**Task**
Copy every line of the data in which the word "screenshot" occurs.
------ Dataset excerpts ------
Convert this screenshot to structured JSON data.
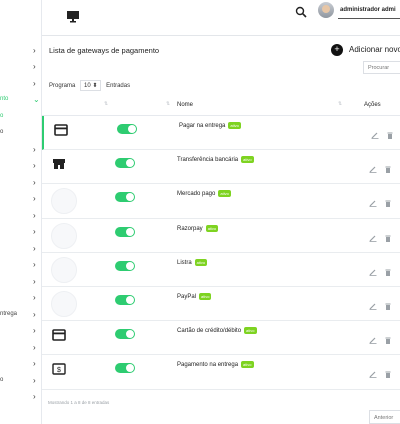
{
  "sidebar": {
    "rows": [
      {
        "label": "",
        "chevron": ""
      },
      {
        "label": "",
        "chevron": "›"
      },
      {
        "label": "",
        "chevron": "›"
      },
      {
        "label": "",
        "chevron": "›"
      },
      {
        "label": "nto",
        "chevron": "⌄",
        "active": true
      },
      {
        "label": "o",
        "chevron": "",
        "active": true
      },
      {
        "label": "o",
        "chevron": ""
      },
      {
        "label": "",
        "chevron": "›"
      },
      {
        "label": "",
        "chevron": "›"
      },
      {
        "label": "",
        "chevron": "›"
      },
      {
        "label": "",
        "chevron": "›"
      },
      {
        "label": "",
        "chevron": "›"
      },
      {
        "label": "",
        "chevron": "›"
      },
      {
        "label": "",
        "chevron": "›"
      },
      {
        "label": "",
        "chevron": "›"
      },
      {
        "label": "",
        "chevron": "›"
      },
      {
        "label": "",
        "chevron": "›"
      },
      {
        "label": "ntrega",
        "chevron": "›"
      },
      {
        "label": "",
        "chevron": "›"
      },
      {
        "label": "",
        "chevron": "›"
      },
      {
        "label": "",
        "chevron": "›"
      },
      {
        "label": "o",
        "chevron": "›"
      },
      {
        "label": "",
        "chevron": "›"
      }
    ]
  },
  "topbar": {
    "user_name": "administrador admi",
    "icons": [
      "monitor-icon",
      "search-icon"
    ]
  },
  "page": {
    "title": "Lista de gateways de pagamento",
    "add_button_label": "Adicionar novo",
    "add_button_icon": "+",
    "search_placeholder": "Procurar",
    "length_prefix": "Programa",
    "length_value": "10",
    "length_caret": "⬍",
    "length_suffix": "Entradas"
  },
  "table": {
    "headers": {
      "name": "Nome",
      "actions": "Ações"
    },
    "rows": [
      {
        "icon": "card-icon",
        "name": "Pagar na entrega",
        "badge": "ativo"
      },
      {
        "icon": "store-icon",
        "name": "Transferência bancária",
        "badge": "ativo"
      },
      {
        "icon": "placeholder",
        "name": "Mercado pago",
        "badge": "ativo"
      },
      {
        "icon": "placeholder",
        "name": "Razorpay",
        "badge": "ativo"
      },
      {
        "icon": "placeholder",
        "name": "Listra",
        "badge": "ativo"
      },
      {
        "icon": "placeholder",
        "name": "PayPal",
        "badge": "ativo"
      },
      {
        "icon": "card-icon",
        "name": "Cartão de crédito/débito",
        "badge": "ativo"
      },
      {
        "icon": "cash-icon",
        "name": "Pagamento na entrega",
        "badge": "ativo"
      }
    ]
  },
  "footer": {
    "info": "Mostrando 1 a 8 de 8 entradas",
    "prev_label": "Anterior"
  },
  "colors": {
    "accent": "#2ecc71",
    "badge": "#7ed321"
  }
}
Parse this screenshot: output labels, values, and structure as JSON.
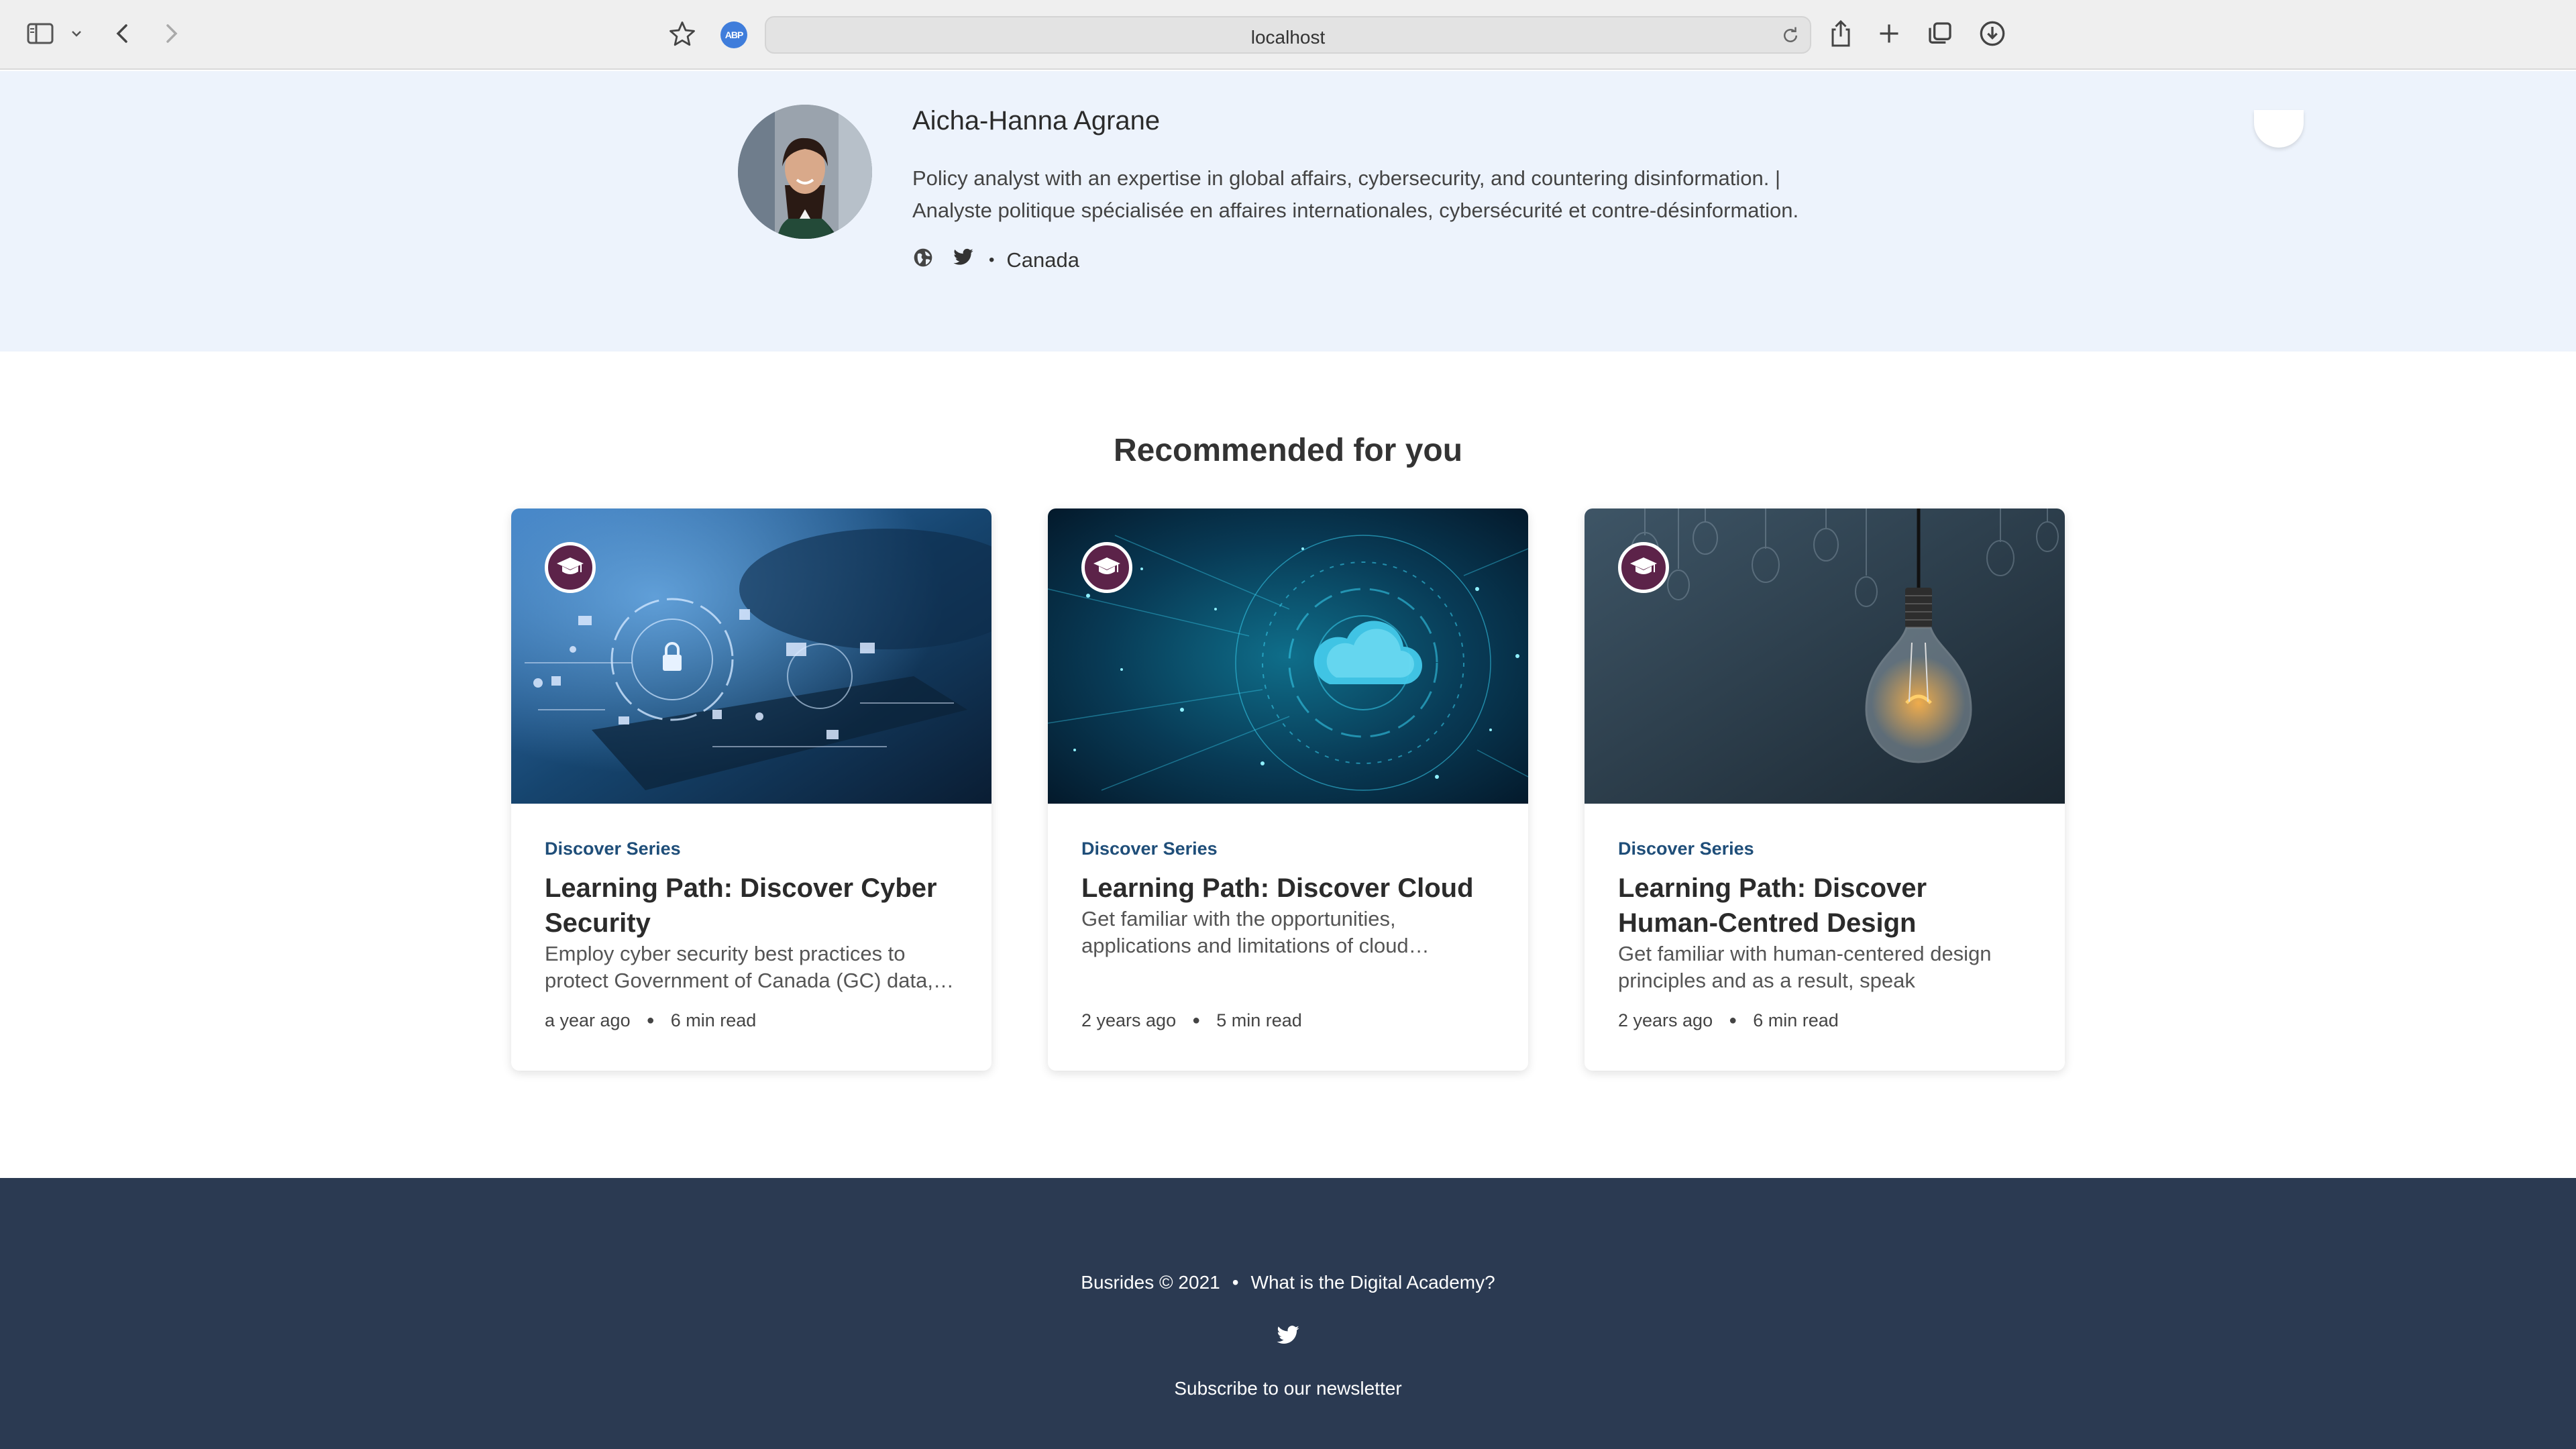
{
  "browser": {
    "url": "localhost",
    "abp_label": "ABP",
    "icons": [
      "sidebar-icon",
      "chevron-down-icon",
      "back-icon",
      "forward-icon",
      "star-icon",
      "reload-icon",
      "share-icon",
      "plus-icon",
      "tabs-icon",
      "download-icon"
    ]
  },
  "profile": {
    "name": "Aicha-Hanna Agrane",
    "bio_line1": "Policy analyst with an expertise in global affairs, cybersecurity, and countering disinformation. |",
    "bio_line2": "Analyste politique spécialisée en affaires internationales, cybersécurité et contre-désinformation.",
    "location": "Canada",
    "separator": "•"
  },
  "recommended": {
    "title": "Recommended for you",
    "cards": [
      {
        "series": "Discover Series",
        "title": "Learning Path: Discover Cyber Security",
        "description": "Employ cyber security best practices to protect Government of Canada (GC) data,…",
        "age": "a year ago",
        "read_time": "6 min read"
      },
      {
        "series": "Discover Series",
        "title": "Learning Path: Discover Cloud",
        "description": "Get familiar with the opportunities, applications and limitations of cloud…",
        "age": "2 years ago",
        "read_time": "5 min read"
      },
      {
        "series": "Discover Series",
        "title": "Learning Path: Discover Human-Centred Design",
        "description": "Get familiar with human-centered design principles and as a result, speak confidently…",
        "age": "2 years ago",
        "read_time": "6 min read"
      }
    ]
  },
  "footer": {
    "copyright": "Busrides © 2021",
    "separator": "•",
    "about_link": "What is the Digital Academy?",
    "newsletter": "Subscribe to our newsletter"
  },
  "colors": {
    "profile_bg": "#edf3fc",
    "badge": "#5c2349",
    "series_link": "#1f4e79",
    "footer_bg": "#2b3a52"
  }
}
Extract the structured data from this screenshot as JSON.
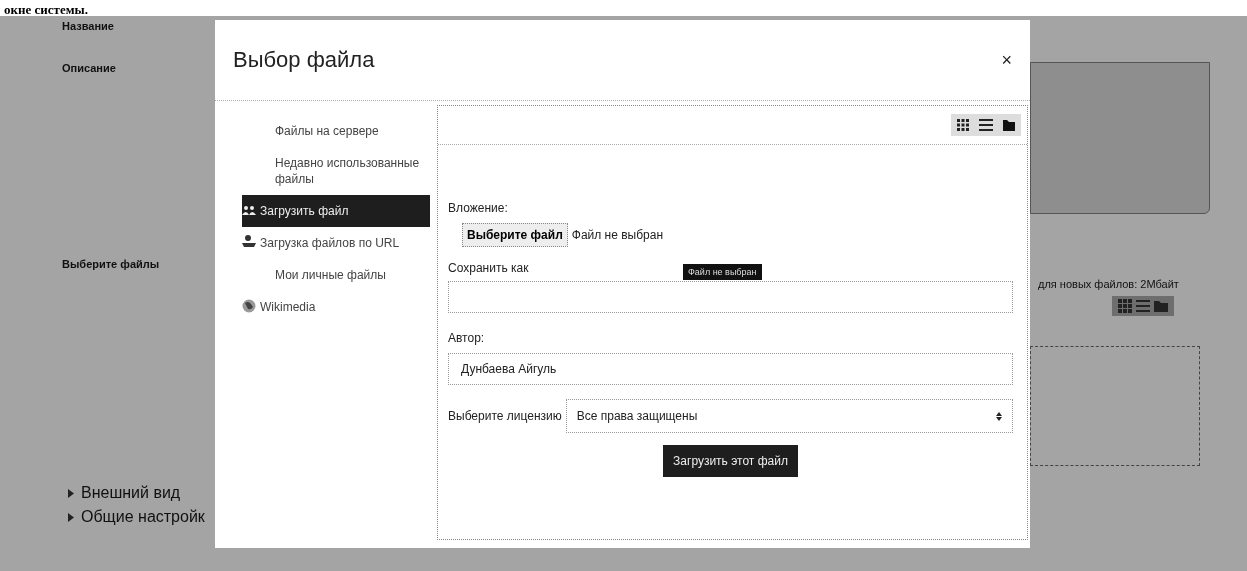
{
  "document_caption": "окне системы.",
  "background_form": {
    "fields": [
      "Название",
      "Описание",
      "Выберите файлы"
    ],
    "max_size_note": "для новых файлов: 2Мбайт",
    "sections": [
      "Внешний вид",
      "Общие настройк"
    ]
  },
  "dialog": {
    "title": "Выбор файла",
    "close": "×",
    "repositories": [
      {
        "label": "Файлы на сервере",
        "selected": false
      },
      {
        "label": "Недавно использованные файлы",
        "selected": false
      },
      {
        "label": "Загрузить файл",
        "selected": true
      },
      {
        "label": "Загрузка файлов по URL",
        "selected": false
      },
      {
        "label": "Мои личные файлы",
        "selected": false
      },
      {
        "label": "Wikimedia",
        "selected": false
      }
    ],
    "upload_form": {
      "attachment_label": "Вложение:",
      "choose_button": "Выберите файл",
      "file_status": "Файл не выбран",
      "tooltip": "Файл не выбран",
      "save_as_label": "Сохранить как",
      "author_label": "Автор:",
      "author_value": "Дунбаева Айгуль",
      "license_label": "Выберите лицензию",
      "license_value": "Все права защищены",
      "submit_button": "Загрузить этот файл"
    }
  }
}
------
**Final answer**
Convert this screenshot to structured JSON data.
Parse this screenshot: output labels, values, and structure as JSON.
Extract the structured data from this screenshot as JSON.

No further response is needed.